**Work to do:** Print the entries in full, word for word, but not the pictures.

**Supplied records:**
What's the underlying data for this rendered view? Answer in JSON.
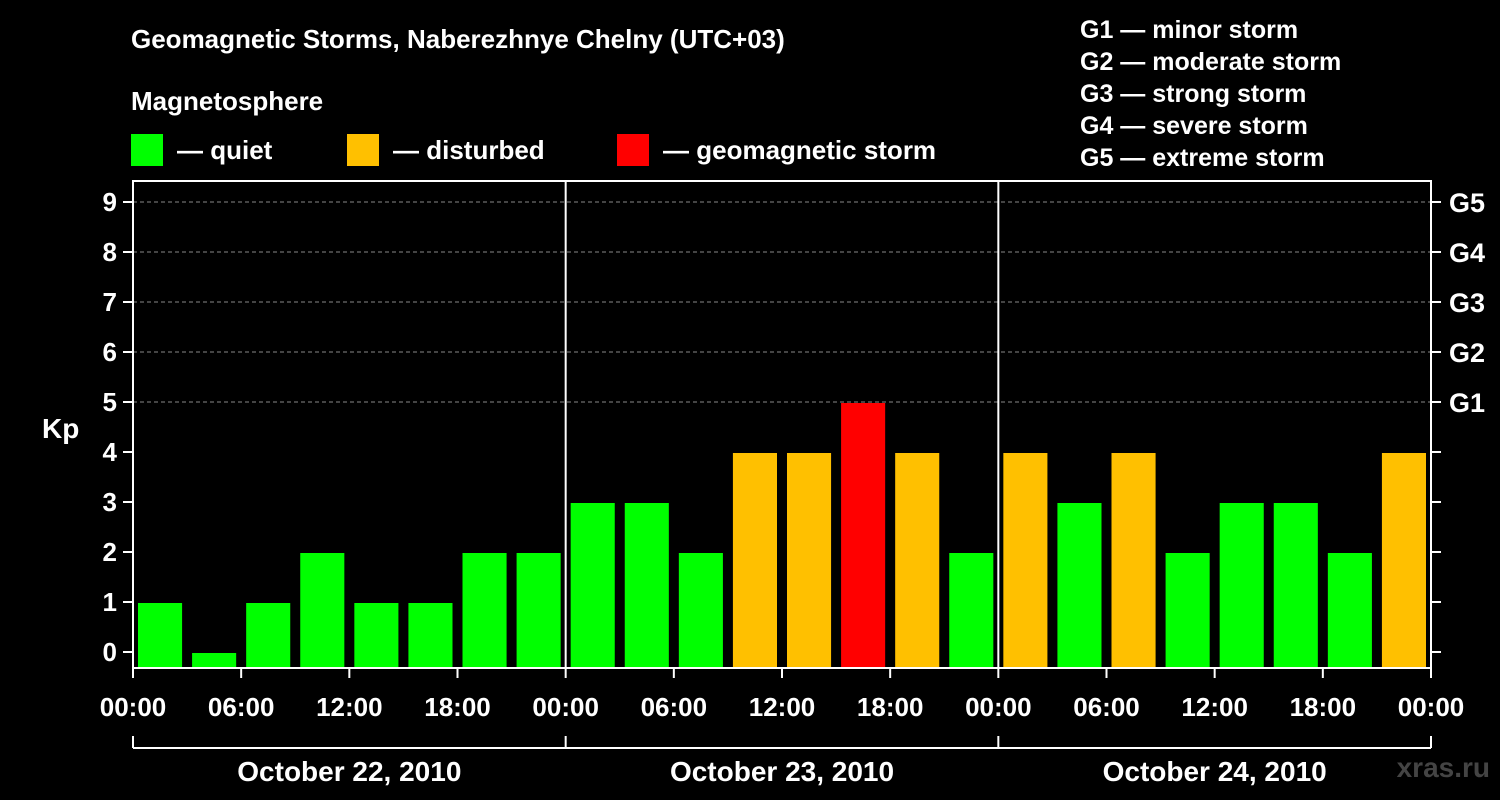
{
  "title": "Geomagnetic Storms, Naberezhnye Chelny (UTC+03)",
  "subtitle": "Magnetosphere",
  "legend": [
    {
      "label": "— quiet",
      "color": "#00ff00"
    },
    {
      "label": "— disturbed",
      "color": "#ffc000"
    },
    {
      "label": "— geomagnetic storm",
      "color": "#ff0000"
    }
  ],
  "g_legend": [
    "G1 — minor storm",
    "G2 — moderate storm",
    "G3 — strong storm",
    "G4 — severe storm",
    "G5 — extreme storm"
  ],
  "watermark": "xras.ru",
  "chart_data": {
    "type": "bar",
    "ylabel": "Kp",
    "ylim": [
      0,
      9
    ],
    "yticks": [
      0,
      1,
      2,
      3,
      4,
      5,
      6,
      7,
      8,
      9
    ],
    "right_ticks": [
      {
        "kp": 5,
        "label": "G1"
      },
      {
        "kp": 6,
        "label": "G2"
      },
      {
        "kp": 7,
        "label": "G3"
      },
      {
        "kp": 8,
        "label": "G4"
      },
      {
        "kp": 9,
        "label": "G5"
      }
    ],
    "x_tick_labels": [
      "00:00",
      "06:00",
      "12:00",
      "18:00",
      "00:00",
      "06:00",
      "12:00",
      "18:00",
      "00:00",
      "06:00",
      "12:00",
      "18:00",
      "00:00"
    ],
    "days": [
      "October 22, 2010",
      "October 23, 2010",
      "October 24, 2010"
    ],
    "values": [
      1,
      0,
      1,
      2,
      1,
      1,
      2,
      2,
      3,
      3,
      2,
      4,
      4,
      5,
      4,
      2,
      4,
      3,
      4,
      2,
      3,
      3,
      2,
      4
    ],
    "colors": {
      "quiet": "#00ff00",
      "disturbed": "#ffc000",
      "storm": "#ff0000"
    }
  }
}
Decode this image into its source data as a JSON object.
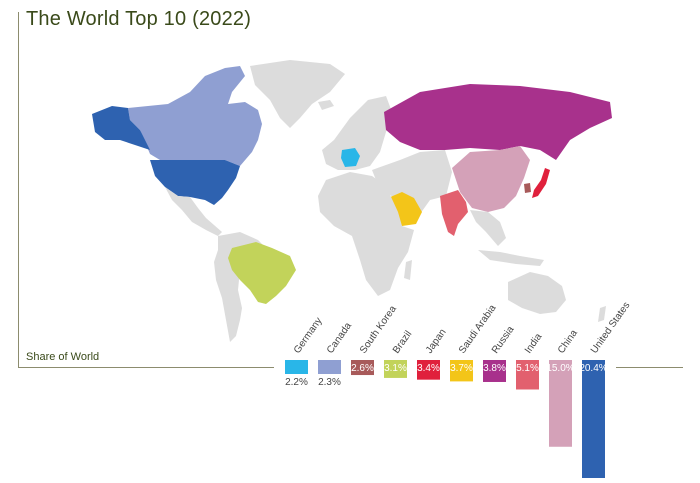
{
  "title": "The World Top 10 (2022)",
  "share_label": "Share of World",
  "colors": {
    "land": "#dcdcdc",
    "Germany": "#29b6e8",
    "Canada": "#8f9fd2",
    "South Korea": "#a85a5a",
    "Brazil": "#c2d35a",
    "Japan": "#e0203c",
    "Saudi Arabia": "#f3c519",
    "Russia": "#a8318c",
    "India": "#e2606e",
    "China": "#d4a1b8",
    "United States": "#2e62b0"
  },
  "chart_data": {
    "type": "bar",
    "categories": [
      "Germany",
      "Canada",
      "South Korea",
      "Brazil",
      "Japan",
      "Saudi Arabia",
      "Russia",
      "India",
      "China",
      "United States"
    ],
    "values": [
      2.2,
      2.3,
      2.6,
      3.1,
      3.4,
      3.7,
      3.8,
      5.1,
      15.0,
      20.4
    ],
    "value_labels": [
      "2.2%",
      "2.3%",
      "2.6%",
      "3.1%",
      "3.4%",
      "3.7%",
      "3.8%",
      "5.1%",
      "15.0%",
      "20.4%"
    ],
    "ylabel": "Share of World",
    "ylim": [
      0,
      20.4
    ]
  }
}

**Answer for the task:**
What's the underlying data for this rendered view? Answer in JSON.
{
  "title": "Geomagnetic Storms, Naberezhnye Chelny (UTC+03)",
  "subtitle": "Magnetosphere",
  "legend": [
    {
      "label": "— quiet",
      "color": "#00ff00"
    },
    {
      "label": "— disturbed",
      "color": "#ffc000"
    },
    {
      "label": "— geomagnetic storm",
      "color": "#ff0000"
    }
  ],
  "g_legend": [
    "G1 — minor storm",
    "G2 — moderate storm",
    "G3 — strong storm",
    "G4 — severe storm",
    "G5 — extreme storm"
  ],
  "watermark": "xras.ru",
  "chart_data": {
    "type": "bar",
    "ylabel": "Kp",
    "ylim": [
      0,
      9
    ],
    "yticks": [
      0,
      1,
      2,
      3,
      4,
      5,
      6,
      7,
      8,
      9
    ],
    "right_ticks": [
      {
        "kp": 5,
        "label": "G1"
      },
      {
        "kp": 6,
        "label": "G2"
      },
      {
        "kp": 7,
        "label": "G3"
      },
      {
        "kp": 8,
        "label": "G4"
      },
      {
        "kp": 9,
        "label": "G5"
      }
    ],
    "x_tick_labels": [
      "00:00",
      "06:00",
      "12:00",
      "18:00",
      "00:00",
      "06:00",
      "12:00",
      "18:00",
      "00:00",
      "06:00",
      "12:00",
      "18:00",
      "00:00"
    ],
    "days": [
      "October 22, 2010",
      "October 23, 2010",
      "October 24, 2010"
    ],
    "values": [
      1,
      0,
      1,
      2,
      1,
      1,
      2,
      2,
      3,
      3,
      2,
      4,
      4,
      5,
      4,
      2,
      4,
      3,
      4,
      2,
      3,
      3,
      2,
      4
    ],
    "colors": {
      "quiet": "#00ff00",
      "disturbed": "#ffc000",
      "storm": "#ff0000"
    }
  }
}
Decode this image into its source data as a JSON object.
{
  "title": "The World Top 10 (2022)",
  "share_label": "Share of World",
  "colors": {
    "land": "#dcdcdc",
    "Germany": "#29b6e8",
    "Canada": "#8f9fd2",
    "South Korea": "#a85a5a",
    "Brazil": "#c2d35a",
    "Japan": "#e0203c",
    "Saudi Arabia": "#f3c519",
    "Russia": "#a8318c",
    "India": "#e2606e",
    "China": "#d4a1b8",
    "United States": "#2e62b0"
  },
  "chart_data": {
    "type": "bar",
    "categories": [
      "Germany",
      "Canada",
      "South Korea",
      "Brazil",
      "Japan",
      "Saudi Arabia",
      "Russia",
      "India",
      "China",
      "United States"
    ],
    "values": [
      2.2,
      2.3,
      2.6,
      3.1,
      3.4,
      3.7,
      3.8,
      5.1,
      15.0,
      20.4
    ],
    "value_labels": [
      "2.2%",
      "2.3%",
      "2.6%",
      "3.1%",
      "3.4%",
      "3.7%",
      "3.8%",
      "5.1%",
      "15.0%",
      "20.4%"
    ],
    "ylabel": "Share of World",
    "ylim": [
      0,
      20.4
    ]
  }
}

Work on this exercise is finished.